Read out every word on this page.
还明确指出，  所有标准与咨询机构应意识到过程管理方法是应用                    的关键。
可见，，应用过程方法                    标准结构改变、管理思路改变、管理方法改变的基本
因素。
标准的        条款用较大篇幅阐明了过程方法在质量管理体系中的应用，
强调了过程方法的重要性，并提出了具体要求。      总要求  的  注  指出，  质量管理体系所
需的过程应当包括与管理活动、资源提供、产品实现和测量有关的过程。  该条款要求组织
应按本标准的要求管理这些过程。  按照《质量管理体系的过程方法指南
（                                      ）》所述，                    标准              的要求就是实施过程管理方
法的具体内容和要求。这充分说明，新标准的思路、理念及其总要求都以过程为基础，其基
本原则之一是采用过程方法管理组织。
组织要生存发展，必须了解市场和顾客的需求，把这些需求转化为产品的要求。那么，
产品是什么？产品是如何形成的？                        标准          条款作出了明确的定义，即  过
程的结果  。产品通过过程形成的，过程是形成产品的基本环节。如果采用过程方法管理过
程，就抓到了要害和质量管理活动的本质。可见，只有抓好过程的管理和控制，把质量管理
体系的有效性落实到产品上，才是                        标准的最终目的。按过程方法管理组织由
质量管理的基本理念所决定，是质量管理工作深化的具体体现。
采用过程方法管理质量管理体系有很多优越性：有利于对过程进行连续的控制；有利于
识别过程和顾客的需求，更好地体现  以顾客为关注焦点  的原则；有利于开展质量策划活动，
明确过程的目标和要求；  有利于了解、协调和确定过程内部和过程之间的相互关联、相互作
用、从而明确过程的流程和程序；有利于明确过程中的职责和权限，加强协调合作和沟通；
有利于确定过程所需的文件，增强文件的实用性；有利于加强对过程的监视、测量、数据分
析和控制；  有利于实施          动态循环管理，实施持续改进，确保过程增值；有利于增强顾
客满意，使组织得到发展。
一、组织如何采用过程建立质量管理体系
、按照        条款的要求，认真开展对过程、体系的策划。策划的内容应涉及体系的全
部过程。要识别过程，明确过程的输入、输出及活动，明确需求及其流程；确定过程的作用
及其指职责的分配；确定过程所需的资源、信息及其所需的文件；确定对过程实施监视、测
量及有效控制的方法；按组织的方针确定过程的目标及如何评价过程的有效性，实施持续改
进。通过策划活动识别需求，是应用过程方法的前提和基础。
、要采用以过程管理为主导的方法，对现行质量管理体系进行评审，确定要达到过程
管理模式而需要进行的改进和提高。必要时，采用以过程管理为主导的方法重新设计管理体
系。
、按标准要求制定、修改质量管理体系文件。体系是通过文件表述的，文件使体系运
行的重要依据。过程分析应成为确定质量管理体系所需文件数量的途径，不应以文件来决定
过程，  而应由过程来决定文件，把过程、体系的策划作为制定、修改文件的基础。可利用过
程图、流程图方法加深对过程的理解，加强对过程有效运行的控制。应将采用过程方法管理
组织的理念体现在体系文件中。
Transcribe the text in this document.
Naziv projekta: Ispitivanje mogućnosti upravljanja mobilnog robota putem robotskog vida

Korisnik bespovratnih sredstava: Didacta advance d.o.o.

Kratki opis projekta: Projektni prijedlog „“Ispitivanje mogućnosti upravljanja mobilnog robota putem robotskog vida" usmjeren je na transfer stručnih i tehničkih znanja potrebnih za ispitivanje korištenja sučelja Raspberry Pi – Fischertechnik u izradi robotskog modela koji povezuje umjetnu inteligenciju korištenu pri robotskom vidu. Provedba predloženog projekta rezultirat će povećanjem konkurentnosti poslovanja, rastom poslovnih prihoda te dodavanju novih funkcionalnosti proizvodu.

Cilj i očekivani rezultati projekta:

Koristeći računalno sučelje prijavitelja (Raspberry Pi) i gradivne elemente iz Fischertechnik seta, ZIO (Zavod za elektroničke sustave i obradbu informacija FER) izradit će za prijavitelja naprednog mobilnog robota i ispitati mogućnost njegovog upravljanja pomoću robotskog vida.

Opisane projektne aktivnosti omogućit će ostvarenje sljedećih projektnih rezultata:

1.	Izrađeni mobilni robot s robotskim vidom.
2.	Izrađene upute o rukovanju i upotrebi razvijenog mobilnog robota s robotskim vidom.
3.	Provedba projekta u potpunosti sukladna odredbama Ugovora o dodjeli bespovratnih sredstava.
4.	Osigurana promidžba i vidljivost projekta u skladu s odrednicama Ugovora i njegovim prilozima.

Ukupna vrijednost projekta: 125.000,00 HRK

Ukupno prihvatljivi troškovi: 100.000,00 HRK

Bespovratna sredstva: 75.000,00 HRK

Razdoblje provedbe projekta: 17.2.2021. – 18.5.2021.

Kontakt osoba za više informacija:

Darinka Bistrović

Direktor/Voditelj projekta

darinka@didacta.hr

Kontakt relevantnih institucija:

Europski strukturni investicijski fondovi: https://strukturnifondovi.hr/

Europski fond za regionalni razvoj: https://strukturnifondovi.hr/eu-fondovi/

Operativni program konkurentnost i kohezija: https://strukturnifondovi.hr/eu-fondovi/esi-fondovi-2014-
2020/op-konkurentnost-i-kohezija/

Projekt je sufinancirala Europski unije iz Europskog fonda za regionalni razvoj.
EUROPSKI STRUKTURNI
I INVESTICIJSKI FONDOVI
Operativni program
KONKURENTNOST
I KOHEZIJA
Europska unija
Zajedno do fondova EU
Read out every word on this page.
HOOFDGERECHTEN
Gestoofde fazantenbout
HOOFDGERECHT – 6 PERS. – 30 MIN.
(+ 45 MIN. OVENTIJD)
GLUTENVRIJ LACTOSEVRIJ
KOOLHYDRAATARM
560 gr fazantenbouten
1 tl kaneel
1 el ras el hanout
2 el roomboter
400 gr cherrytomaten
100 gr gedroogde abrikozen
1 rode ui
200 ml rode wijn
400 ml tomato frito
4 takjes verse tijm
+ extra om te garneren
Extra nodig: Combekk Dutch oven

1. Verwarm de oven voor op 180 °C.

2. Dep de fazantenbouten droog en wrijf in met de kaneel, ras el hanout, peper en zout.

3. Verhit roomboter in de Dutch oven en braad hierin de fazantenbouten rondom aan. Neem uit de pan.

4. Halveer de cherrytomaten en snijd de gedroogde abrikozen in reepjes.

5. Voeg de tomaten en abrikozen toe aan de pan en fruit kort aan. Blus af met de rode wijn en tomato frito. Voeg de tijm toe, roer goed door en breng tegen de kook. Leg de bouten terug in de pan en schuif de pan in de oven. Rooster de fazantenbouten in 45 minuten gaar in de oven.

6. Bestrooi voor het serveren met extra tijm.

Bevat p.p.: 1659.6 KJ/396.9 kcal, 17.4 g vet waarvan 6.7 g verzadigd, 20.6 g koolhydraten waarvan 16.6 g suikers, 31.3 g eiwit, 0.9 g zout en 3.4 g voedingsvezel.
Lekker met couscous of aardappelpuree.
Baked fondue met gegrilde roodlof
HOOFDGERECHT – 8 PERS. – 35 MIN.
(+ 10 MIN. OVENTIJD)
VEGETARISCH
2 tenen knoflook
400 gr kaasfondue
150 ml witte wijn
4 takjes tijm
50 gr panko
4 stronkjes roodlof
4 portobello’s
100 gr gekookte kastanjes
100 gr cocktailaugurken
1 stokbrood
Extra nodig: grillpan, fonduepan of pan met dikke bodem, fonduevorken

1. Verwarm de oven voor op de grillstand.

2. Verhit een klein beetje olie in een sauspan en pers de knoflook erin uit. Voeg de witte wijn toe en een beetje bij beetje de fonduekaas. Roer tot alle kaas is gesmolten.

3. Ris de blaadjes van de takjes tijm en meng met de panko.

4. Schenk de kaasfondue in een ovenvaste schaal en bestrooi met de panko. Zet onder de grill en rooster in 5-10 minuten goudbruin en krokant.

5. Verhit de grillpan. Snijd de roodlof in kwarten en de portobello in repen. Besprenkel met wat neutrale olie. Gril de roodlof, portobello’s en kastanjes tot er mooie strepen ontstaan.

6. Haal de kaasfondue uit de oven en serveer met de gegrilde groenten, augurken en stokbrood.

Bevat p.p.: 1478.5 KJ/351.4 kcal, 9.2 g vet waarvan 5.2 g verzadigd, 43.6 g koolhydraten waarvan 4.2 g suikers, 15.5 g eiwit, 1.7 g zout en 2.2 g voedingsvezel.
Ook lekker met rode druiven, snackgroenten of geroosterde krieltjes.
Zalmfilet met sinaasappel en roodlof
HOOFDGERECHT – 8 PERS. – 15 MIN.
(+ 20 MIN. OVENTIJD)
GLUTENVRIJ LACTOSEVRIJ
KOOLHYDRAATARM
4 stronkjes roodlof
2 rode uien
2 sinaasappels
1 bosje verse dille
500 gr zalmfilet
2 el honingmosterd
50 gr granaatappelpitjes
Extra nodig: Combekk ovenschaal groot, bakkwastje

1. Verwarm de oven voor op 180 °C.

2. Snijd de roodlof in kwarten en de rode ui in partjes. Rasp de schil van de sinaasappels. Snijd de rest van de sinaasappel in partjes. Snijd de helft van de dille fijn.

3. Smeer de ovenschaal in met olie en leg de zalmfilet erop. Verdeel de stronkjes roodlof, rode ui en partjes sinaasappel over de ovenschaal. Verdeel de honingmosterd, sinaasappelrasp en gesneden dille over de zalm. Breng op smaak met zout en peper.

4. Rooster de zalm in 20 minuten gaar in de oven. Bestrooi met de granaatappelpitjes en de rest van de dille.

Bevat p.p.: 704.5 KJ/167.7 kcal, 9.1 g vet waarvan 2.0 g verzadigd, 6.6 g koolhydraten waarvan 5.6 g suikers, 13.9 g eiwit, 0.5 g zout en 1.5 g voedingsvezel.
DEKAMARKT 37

▶ [Problem to work on] From the listing above, pick out every line containing "tijm".

▶ [Worked solution]
4 takjes verse tijm
5. Voeg de tomaten en abrikozen toe aan de pan en fruit kort aan. Blus af met de rode wijn en tomato frito. Voeg de tijm toe, roer goed door en breng tegen de kook. Leg de bouten terug in de pan en schuif de pan in de oven. Rooster de fazantenbouten in 45 minuten gaar in de oven.
6. Bestrooi voor het serveren met extra tijm.
4 takjes tijm
3. Ris de blaadjes van de takjes tijm en meng met de panko.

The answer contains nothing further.